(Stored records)
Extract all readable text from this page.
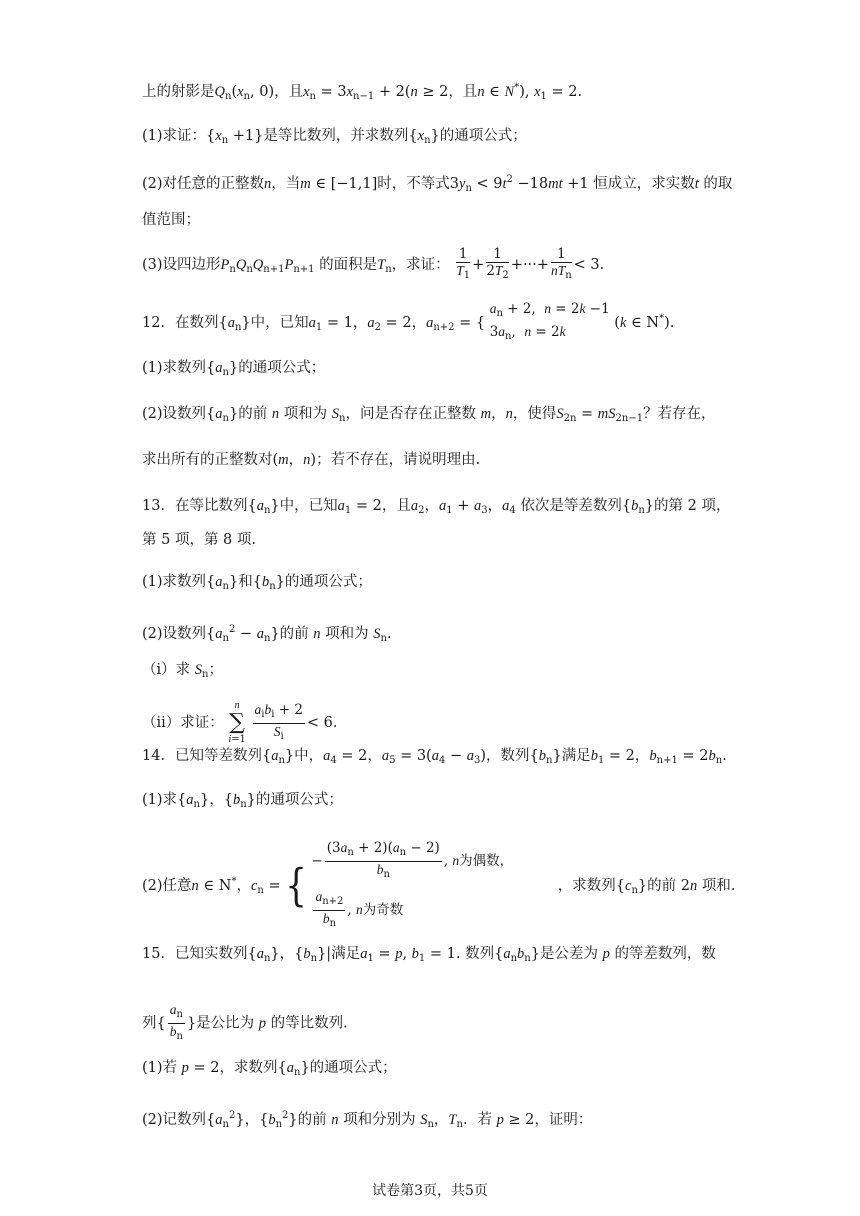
上的射影是$Q_n(x_n$, 0)，且$x_n = 3x_{n-1} + 2(n \ge 2$，且n ∈ N*), $x_1 = 2$.
(1)求证：$\{x_n +1\}$是等比数列，并求数列$\{x_n\}$的通项公式；
(2)对任意的正整数n，当m ∈ [−1,1]时，不等式$3y_n < 9t^2 -18mt +1$ 恒成立，求实数t 的取
值范围；
(3)设四边形$P_nQ_nQ_{n+1}P_{n+1}$ 的面积是$T_n$，求证： $\frac{1}{T_1} + \frac{1}{2T_2}$ +···+ $\frac{1}{nT_n} < 3$.
12．在数列$\{a_n\}$中，已知$a_1 = 1$，$a_2 = 2$，$a_{n+2}$ = {
$a_n + 2$,  n = 2k −1
$3a_n$,  n = 2k
(k ∈ N*).
(1)求数列$\{a_n\}$的通项公式；
(2)设数列$\{a_n\}$的前 n 项和为 $S_n$，问是否存在正整数 m，n，使得$S_{2n} = mS_{2n-1}$？若存在，
求出所有的正整数对(m，n)；若不存在，请说明理由.
13．在等比数列$\{a_n\}$中，已知$a_1 = 2$，且$a_2$，$a_1 + a_3$，$a_4$ 依次是等差数列$\{b_n\}$的第 2 项，
第 5 项，第 8 项.
(1)求数列$\{a_n\}$和$\{b_n\}$的通项公式；
(2)设数列$\{a_n^2 - a_n\}$的前 n 项和为 $S_n$.
（i）求 $S_n$；
（ii）求证：
n
∑
i=1
$\frac{a_ib_i + 2}{S_i} < 6$.
14．已知等差数列$\{a_n\}$中，$a_4 = 2$，$a_5 = 3(a_4 - a_3)$，数列$\{b_n\}$满足$b_1 = 2$，$b_{n+1} = 2b_n$.
(1)求$\{a_n\}$，$\{b_n\}$的通项公式；
(2)任意n ∈ N*，$c_n$ = { − $\frac{(3a_n + 2)(a_n - 2)}{b_n}$ , n为偶数，
$\frac{a_{n+2}}{b_n}$ , n为奇数
，求数列$\{c_n\}$的前 2n 项和.
15．已知实数列$\{a_n\}$，$\{b_n\}|$满足$a_1 = p$, $b_1 = 1$. 数列$\{a_nb_n\}$是公差为 p 的等差数列，数
列{ $\frac{a_n}{b_n}$ }是公比为 p 的等比数列.
(1)若 p = 2，求数列$\{a_n\}$的通项公式；
(2)记数列$\{a_n^2\}$，$\{b_n^2\}$的前 n 项和分别为 $S_n$，$T_n$．若 p ≥ 2，证明：
试卷第3页，共5页
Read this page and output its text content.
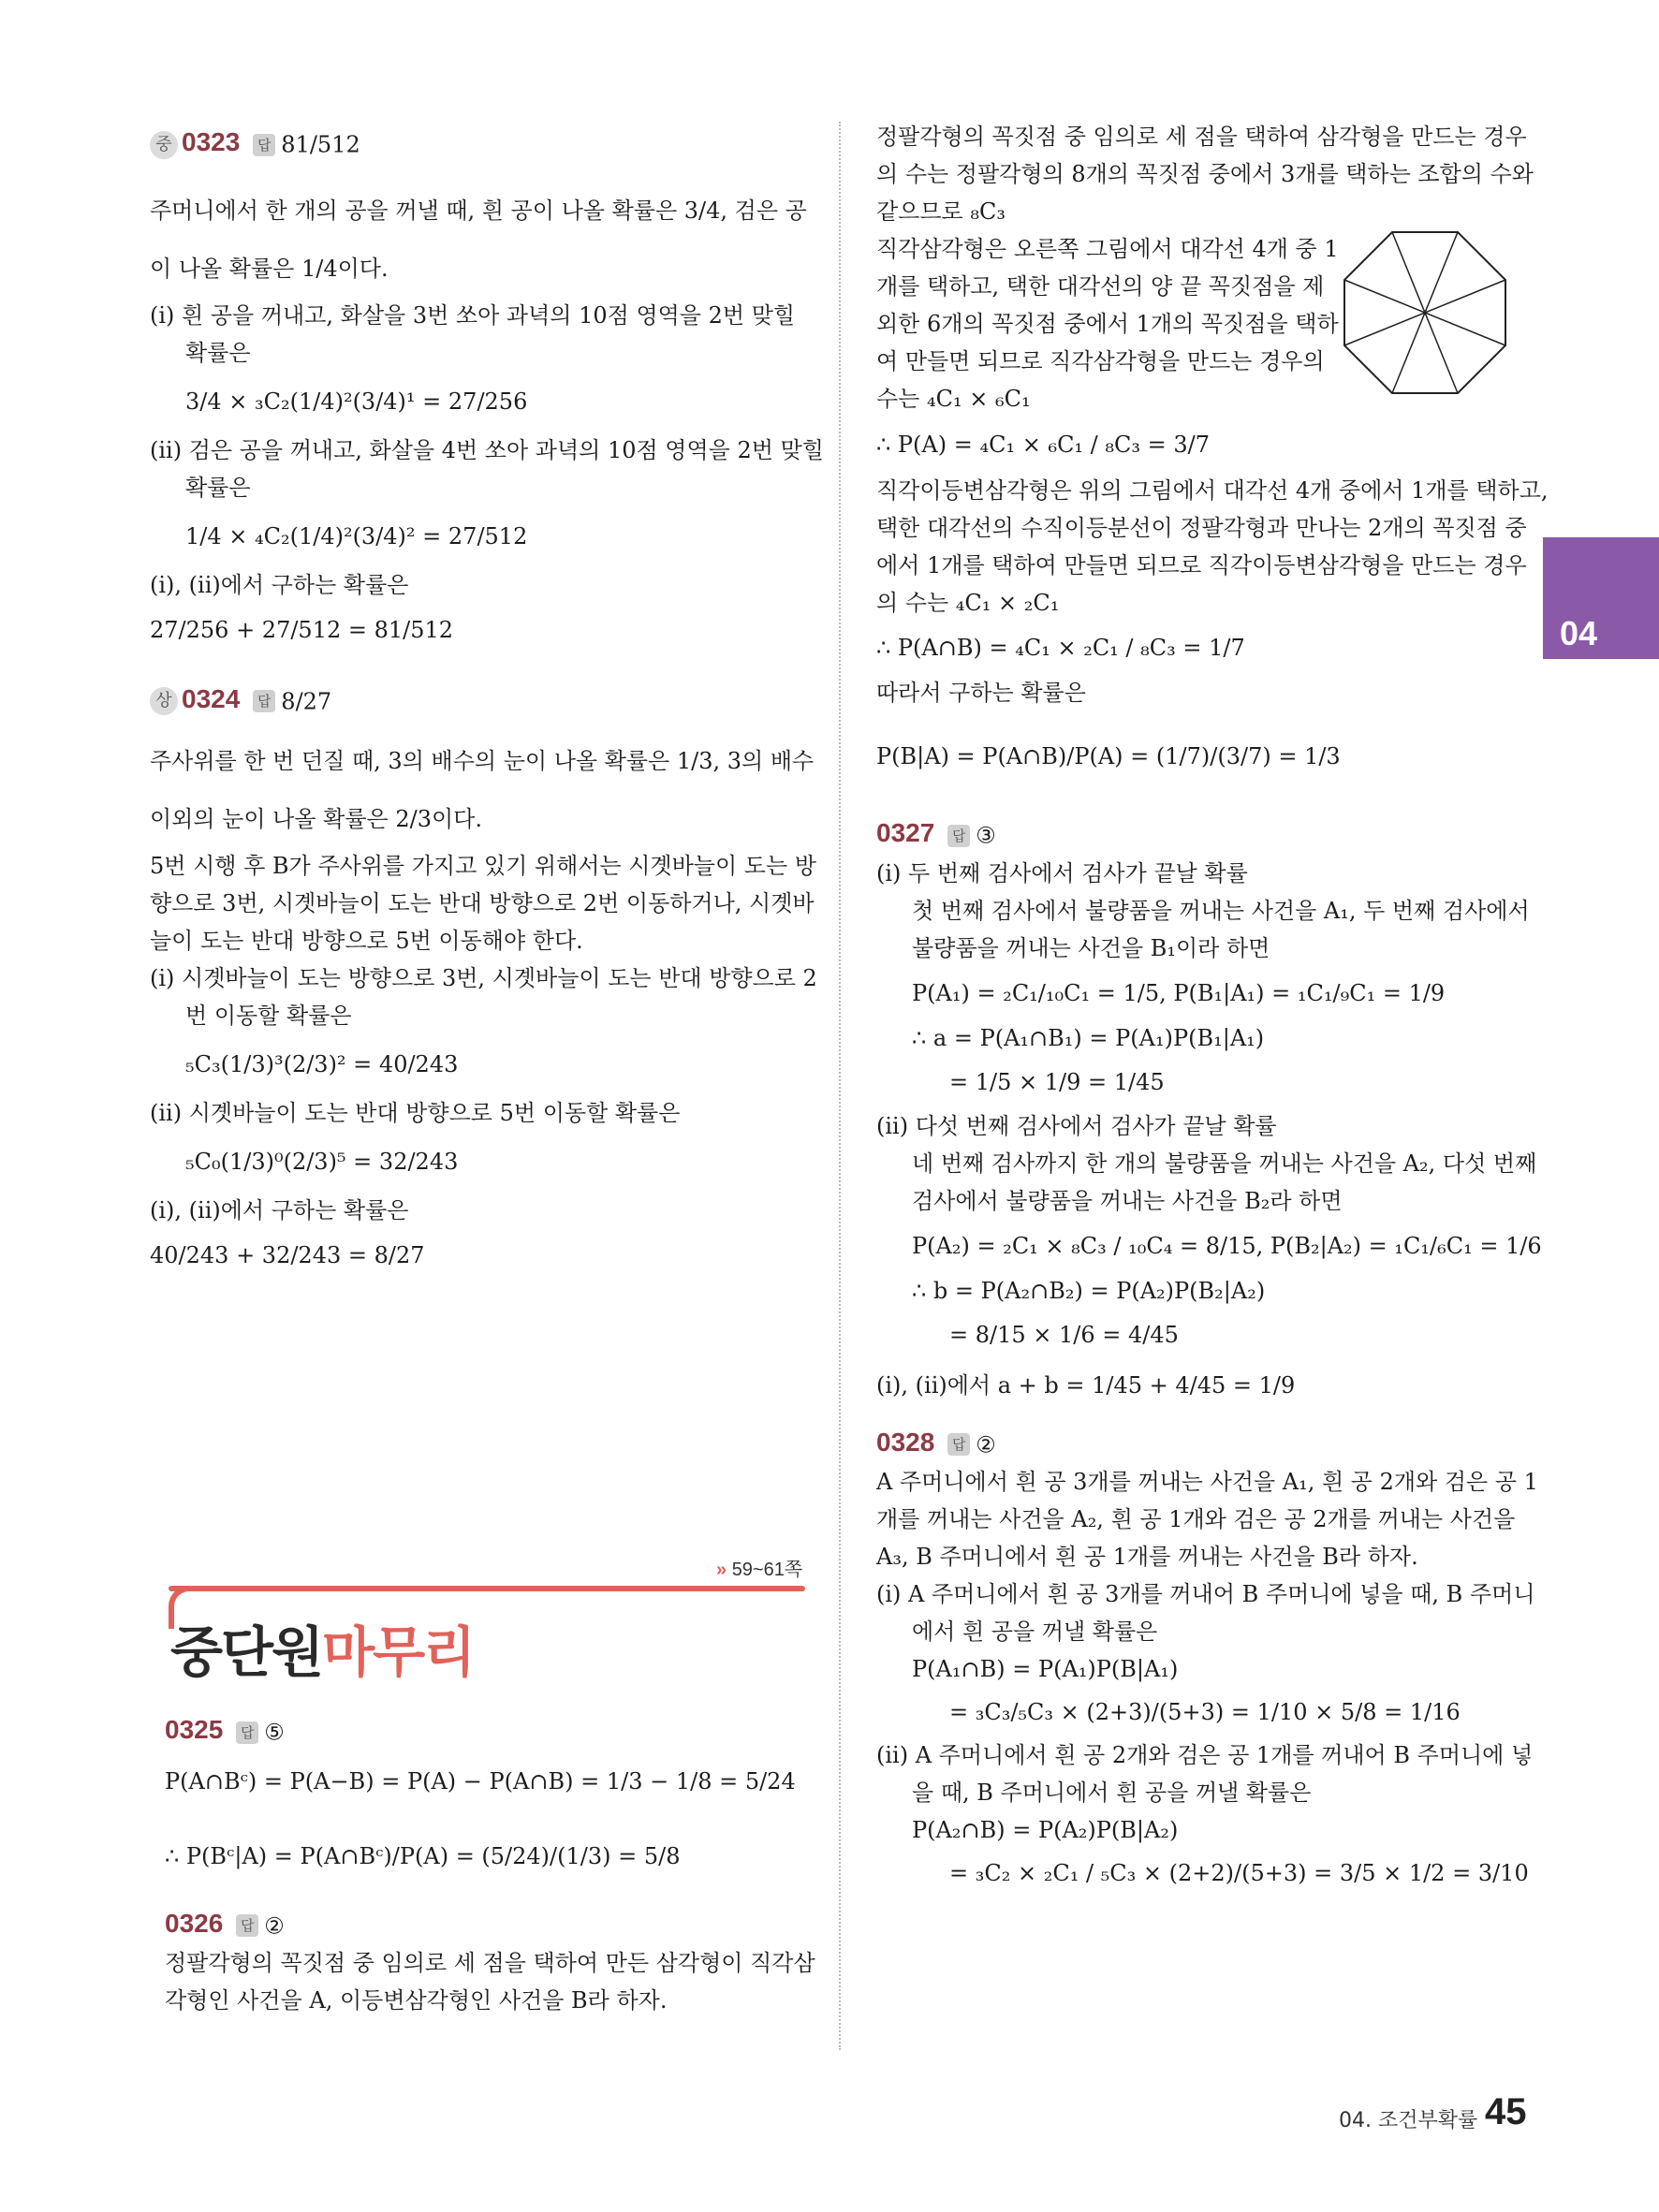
04
중 0323 답 81/512
주머니에서 한 개의 공을 꺼낼 때, 흰 공이 나올 확률은 3/4, 검은 공
이 나올 확률은 1/4이다.
(i) 흰 공을 꺼내고, 화살을 3번 쏘아 과녁의 10점 영역을 2번 맞힐
확률은
3/4 × ₃C₂(1/4)²(3/4)¹ = 27/256
(ii) 검은 공을 꺼내고, 화살을 4번 쏘아 과녁의 10점 영역을 2번 맞힐
확률은
1/4 × ₄C₂(1/4)²(3/4)² = 27/512
(i), (ii)에서 구하는 확률은
27/256 + 27/512 = 81/512
상 0324 답 8/27
주사위를 한 번 던질 때, 3의 배수의 눈이 나올 확률은 1/3, 3의 배수
이외의 눈이 나올 확률은 2/3이다.
5번 시행 후 B가 주사위를 가지고 있기 위해서는 시곗바늘이 도는 방
향으로 3번, 시곗바늘이 도는 반대 방향으로 2번 이동하거나, 시곗바
늘이 도는 반대 방향으로 5번 이동해야 한다.
(i) 시곗바늘이 도는 방향으로 3번, 시곗바늘이 도는 반대 방향으로 2
번 이동할 확률은
₅C₃(1/3)³(2/3)² = 40/243
(ii) 시곗바늘이 도는 반대 방향으로 5번 이동할 확률은
₅C₀(1/3)⁰(2/3)⁵ = 32/243
(i), (ii)에서 구하는 확률은
40/243 + 32/243 = 8/27
» 59~61쪽
중단원마무리
0325 답 ⑤
P(A∩Bᶜ) = P(A−B) = P(A) − P(A∩B) = 1/3 − 1/8 = 5/24
∴ P(Bᶜ|A) = P(A∩Bᶜ)/P(A) = (5/24)/(1/3) = 5/8
0326 답 ②
정팔각형의 꼭짓점 중 임의로 세 점을 택하여 만든 삼각형이 직각삼
각형인 사건을 A, 이등변삼각형인 사건을 B라 하자.
정팔각형의 꼭짓점 중 임의로 세 점을 택하여 삼각형을 만드는 경우
의 수는 정팔각형의 8개의 꼭짓점 중에서 3개를 택하는 조합의 수와
같으므로 ₈C₃
직각삼각형은 오른쪽 그림에서 대각선 4개 중 1
개를 택하고, 택한 대각선의 양 끝 꼭짓점을 제
외한 6개의 꼭짓점 중에서 1개의 꼭짓점을 택하
여 만들면 되므로 직각삼각형을 만드는 경우의
수는 ₄C₁ × ₆C₁
∴ P(A) = ₄C₁ × ₆C₁ / ₈C₃ = 3/7
직각이등변삼각형은 위의 그림에서 대각선 4개 중에서 1개를 택하고,
택한 대각선의 수직이등분선이 정팔각형과 만나는 2개의 꼭짓점 중
에서 1개를 택하여 만들면 되므로 직각이등변삼각형을 만드는 경우
의 수는 ₄C₁ × ₂C₁
∴ P(A∩B) = ₄C₁ × ₂C₁ / ₈C₃ = 1/7
따라서 구하는 확률은
P(B|A) = P(A∩B)/P(A) = (1/7)/(3/7) = 1/3
0327 답 ③
(i) 두 번째 검사에서 검사가 끝날 확률
첫 번째 검사에서 불량품을 꺼내는 사건을 A₁, 두 번째 검사에서
불량품을 꺼내는 사건을 B₁이라 하면
P(A₁) = ₂C₁/₁₀C₁ = 1/5, P(B₁|A₁) = ₁C₁/₉C₁ = 1/9
∴ a = P(A₁∩B₁) = P(A₁)P(B₁|A₁)
= 1/5 × 1/9 = 1/45
(ii) 다섯 번째 검사에서 검사가 끝날 확률
네 번째 검사까지 한 개의 불량품을 꺼내는 사건을 A₂, 다섯 번째
검사에서 불량품을 꺼내는 사건을 B₂라 하면
P(A₂) = ₂C₁ × ₈C₃ / ₁₀C₄ = 8/15, P(B₂|A₂) = ₁C₁/₆C₁ = 1/6
∴ b = P(A₂∩B₂) = P(A₂)P(B₂|A₂)
= 8/15 × 1/6 = 4/45
(i), (ii)에서 a + b = 1/45 + 4/45 = 1/9
0328 답 ②
A 주머니에서 흰 공 3개를 꺼내는 사건을 A₁, 흰 공 2개와 검은 공 1
개를 꺼내는 사건을 A₂, 흰 공 1개와 검은 공 2개를 꺼내는 사건을
A₃, B 주머니에서 흰 공 1개를 꺼내는 사건을 B라 하자.
(i) A 주머니에서 흰 공 3개를 꺼내어 B 주머니에 넣을 때, B 주머니
에서 흰 공을 꺼낼 확률은
P(A₁∩B) = P(A₁)P(B|A₁)
= ₃C₃/₅C₃ × (2+3)/(5+3) = 1/10 × 5/8 = 1/16
(ii) A 주머니에서 흰 공 2개와 검은 공 1개를 꺼내어 B 주머니에 넣
을 때, B 주머니에서 흰 공을 꺼낼 확률은
P(A₂∩B) = P(A₂)P(B|A₂)
= ₃C₂ × ₂C₁ / ₅C₃ × (2+2)/(5+3) = 3/5 × 1/2 = 3/10
04. 조건부확률 45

Directive: Among the entries above, how many lines hold the string "그림에서"? Respond with nothing but the number.

Written answer: 2